### What is needed
From the listing below, pull out all lines with "Ronnie" in them.

──────── Supplied data ────────

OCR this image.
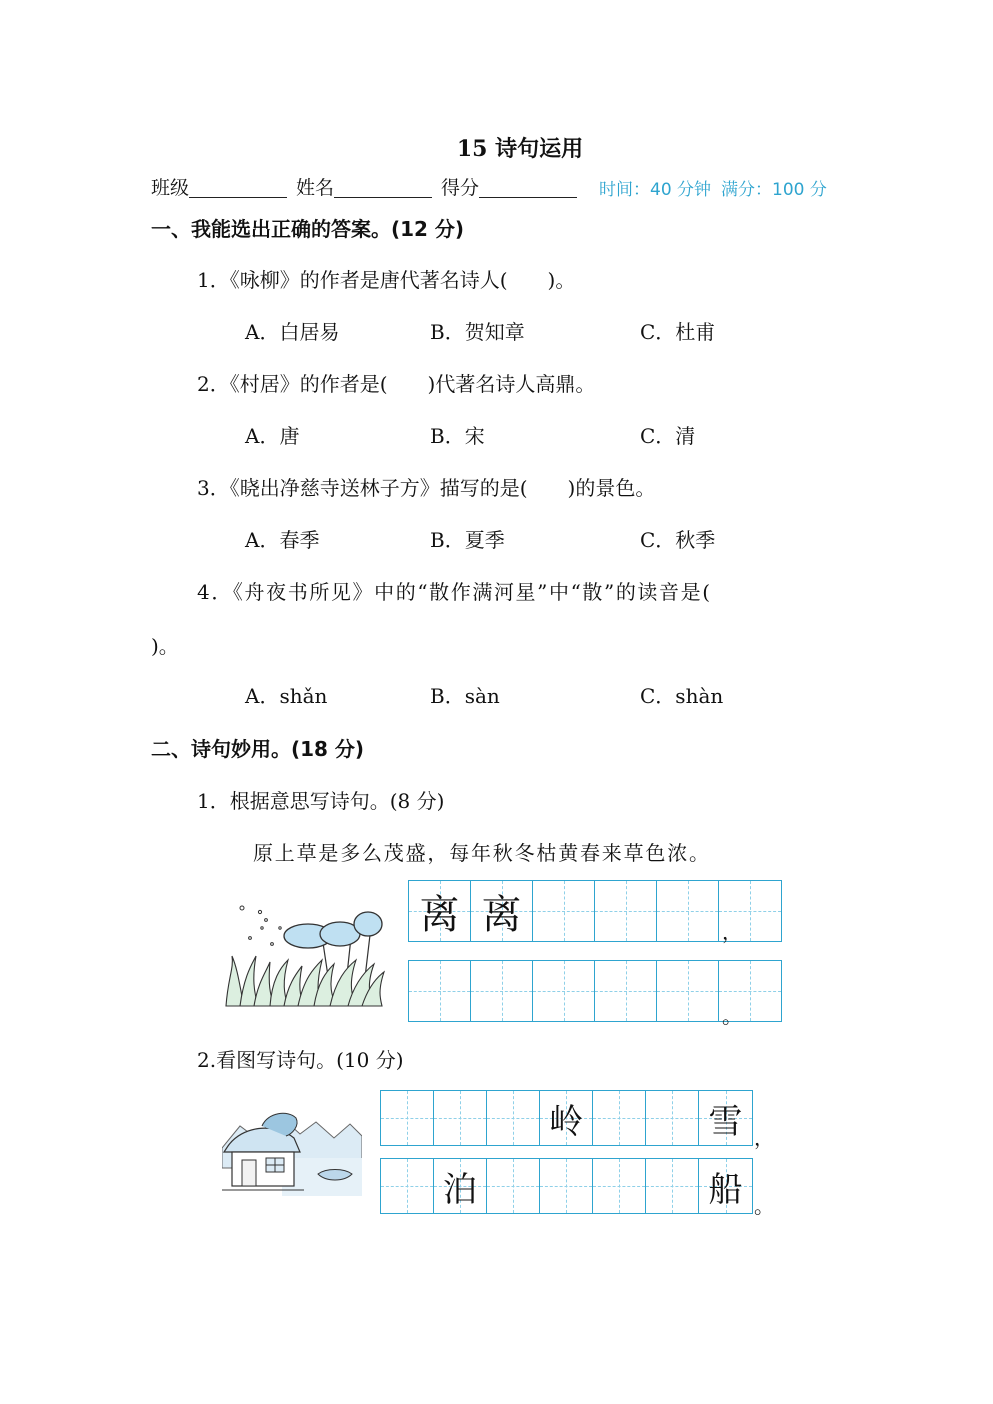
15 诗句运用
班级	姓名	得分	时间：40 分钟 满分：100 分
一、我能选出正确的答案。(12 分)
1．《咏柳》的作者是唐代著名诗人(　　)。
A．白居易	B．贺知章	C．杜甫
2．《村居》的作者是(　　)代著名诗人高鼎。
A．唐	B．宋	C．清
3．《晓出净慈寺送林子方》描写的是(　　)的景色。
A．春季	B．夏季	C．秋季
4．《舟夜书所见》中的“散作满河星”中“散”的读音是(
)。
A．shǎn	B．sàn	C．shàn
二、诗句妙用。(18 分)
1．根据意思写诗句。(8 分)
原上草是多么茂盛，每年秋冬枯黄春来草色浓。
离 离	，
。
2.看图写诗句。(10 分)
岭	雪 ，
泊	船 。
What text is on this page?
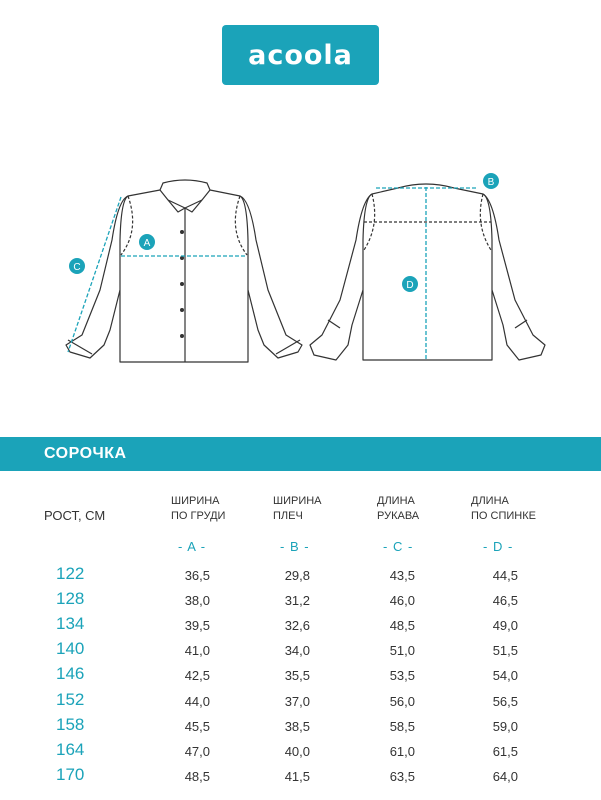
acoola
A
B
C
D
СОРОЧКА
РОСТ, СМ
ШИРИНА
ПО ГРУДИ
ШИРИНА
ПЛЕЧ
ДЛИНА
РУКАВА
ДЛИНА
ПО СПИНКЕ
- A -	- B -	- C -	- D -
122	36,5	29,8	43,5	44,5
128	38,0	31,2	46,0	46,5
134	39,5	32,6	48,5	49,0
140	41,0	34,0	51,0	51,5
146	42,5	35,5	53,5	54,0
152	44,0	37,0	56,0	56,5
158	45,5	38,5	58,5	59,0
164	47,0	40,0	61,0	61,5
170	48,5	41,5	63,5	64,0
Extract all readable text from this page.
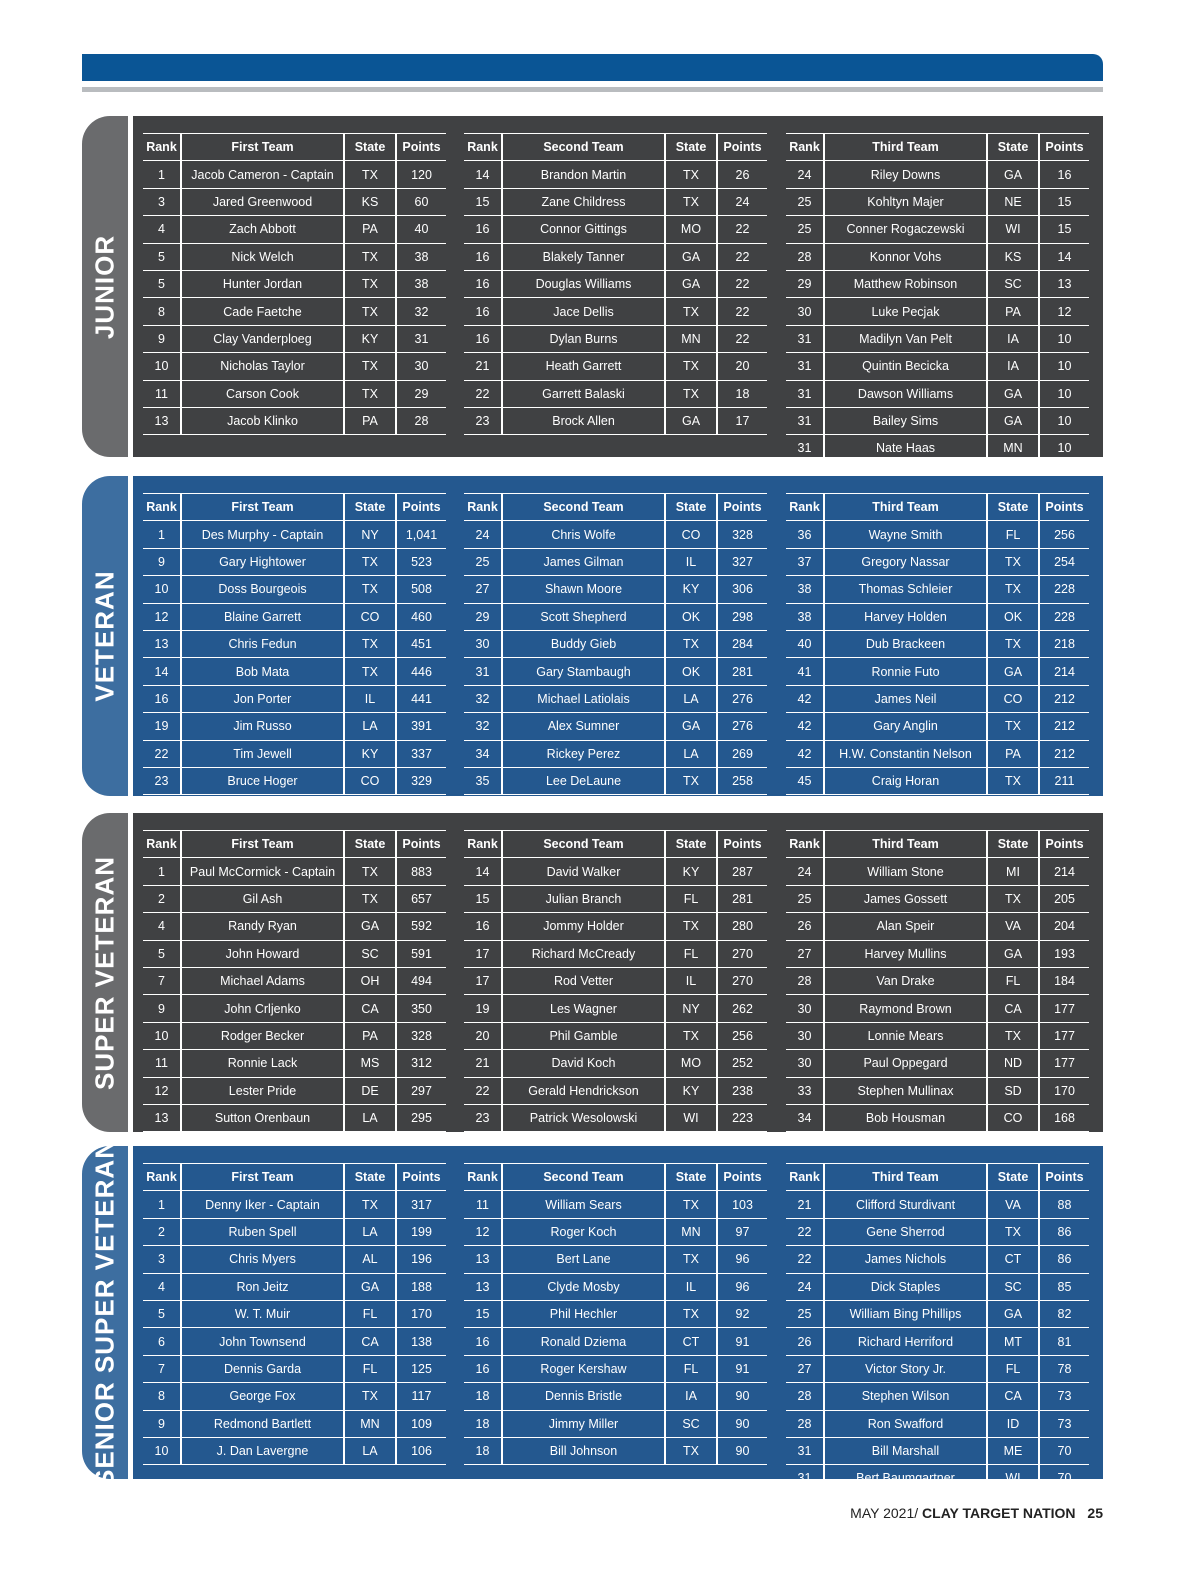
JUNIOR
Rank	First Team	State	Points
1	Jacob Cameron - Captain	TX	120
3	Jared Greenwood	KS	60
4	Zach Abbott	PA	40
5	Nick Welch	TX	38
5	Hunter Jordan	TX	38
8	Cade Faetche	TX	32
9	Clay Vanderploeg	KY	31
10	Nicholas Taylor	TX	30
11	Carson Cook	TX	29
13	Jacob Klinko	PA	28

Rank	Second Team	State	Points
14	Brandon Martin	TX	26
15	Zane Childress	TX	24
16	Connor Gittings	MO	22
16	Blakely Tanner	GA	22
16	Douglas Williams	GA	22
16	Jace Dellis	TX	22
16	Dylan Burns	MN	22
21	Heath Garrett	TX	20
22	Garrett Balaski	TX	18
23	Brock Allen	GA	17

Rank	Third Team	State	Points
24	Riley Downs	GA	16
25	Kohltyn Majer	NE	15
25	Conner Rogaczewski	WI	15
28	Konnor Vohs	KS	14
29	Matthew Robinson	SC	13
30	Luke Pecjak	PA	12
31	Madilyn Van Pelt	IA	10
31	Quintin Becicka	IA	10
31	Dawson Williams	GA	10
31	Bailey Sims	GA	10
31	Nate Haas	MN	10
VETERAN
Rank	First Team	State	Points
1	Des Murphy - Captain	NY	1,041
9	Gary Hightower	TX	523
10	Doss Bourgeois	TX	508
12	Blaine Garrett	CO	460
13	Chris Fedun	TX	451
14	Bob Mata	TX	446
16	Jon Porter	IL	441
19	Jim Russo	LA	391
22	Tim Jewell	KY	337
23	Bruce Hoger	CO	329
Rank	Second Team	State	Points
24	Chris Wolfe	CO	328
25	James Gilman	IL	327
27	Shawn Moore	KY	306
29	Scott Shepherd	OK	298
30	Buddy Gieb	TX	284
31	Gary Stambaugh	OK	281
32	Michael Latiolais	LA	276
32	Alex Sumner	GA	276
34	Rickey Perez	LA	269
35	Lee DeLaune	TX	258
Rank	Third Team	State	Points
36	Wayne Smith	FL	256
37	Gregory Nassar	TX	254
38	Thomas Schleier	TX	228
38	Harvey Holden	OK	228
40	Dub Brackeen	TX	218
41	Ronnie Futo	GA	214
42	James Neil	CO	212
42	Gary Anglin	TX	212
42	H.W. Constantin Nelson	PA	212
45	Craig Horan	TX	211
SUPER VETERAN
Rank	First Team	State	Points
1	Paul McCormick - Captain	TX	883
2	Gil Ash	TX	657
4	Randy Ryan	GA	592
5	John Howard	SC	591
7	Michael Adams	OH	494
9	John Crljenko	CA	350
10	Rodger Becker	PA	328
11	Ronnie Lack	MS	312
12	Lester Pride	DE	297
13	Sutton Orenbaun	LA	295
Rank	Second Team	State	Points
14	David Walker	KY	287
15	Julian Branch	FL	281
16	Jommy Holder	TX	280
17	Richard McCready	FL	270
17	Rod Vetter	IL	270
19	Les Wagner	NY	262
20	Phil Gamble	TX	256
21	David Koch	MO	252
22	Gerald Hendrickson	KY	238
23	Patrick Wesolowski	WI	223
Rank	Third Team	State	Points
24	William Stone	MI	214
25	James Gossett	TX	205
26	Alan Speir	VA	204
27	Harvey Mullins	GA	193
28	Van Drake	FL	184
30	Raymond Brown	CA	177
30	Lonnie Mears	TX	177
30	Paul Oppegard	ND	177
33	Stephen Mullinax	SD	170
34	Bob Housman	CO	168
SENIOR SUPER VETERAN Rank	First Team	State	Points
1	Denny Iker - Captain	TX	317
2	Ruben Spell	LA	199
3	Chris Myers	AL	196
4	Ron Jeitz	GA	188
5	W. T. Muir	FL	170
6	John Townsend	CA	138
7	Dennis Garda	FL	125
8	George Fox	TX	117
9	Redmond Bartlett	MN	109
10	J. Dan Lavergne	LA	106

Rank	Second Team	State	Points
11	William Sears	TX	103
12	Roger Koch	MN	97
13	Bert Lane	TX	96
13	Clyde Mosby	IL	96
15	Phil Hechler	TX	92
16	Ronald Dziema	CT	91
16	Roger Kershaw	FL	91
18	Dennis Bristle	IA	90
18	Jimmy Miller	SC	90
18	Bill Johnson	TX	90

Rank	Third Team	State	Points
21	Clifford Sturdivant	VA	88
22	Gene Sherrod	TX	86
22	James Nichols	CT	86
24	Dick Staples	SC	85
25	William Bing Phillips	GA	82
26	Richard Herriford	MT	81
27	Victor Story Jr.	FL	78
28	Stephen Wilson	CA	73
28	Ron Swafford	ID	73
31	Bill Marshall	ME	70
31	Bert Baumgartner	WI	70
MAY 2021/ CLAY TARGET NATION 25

────────
──────── Supplied data ────────

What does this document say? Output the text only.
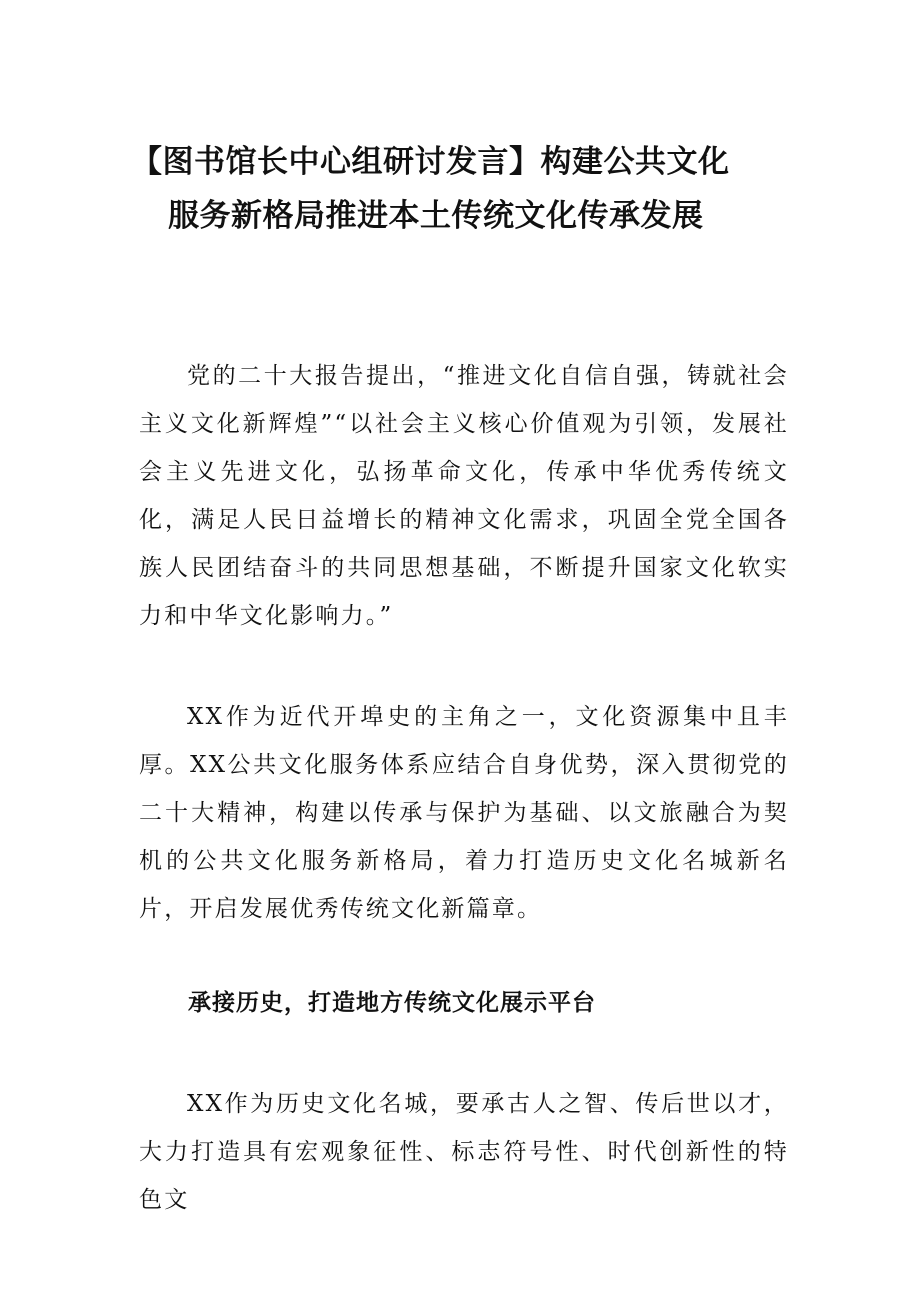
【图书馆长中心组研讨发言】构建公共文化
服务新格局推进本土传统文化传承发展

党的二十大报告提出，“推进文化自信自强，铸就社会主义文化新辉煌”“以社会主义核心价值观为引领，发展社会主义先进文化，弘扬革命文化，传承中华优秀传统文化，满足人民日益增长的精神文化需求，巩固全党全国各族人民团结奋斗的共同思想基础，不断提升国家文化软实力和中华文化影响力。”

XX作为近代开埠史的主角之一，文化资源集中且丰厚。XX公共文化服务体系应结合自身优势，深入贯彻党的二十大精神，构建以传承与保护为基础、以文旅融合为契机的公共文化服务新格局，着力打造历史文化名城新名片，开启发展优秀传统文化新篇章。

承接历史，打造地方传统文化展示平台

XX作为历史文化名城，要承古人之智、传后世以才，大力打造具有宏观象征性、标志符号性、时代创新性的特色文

────────

### Answer for the task
41	Ronnie Futo	GA	214
11	Ronnie Lack	MS	312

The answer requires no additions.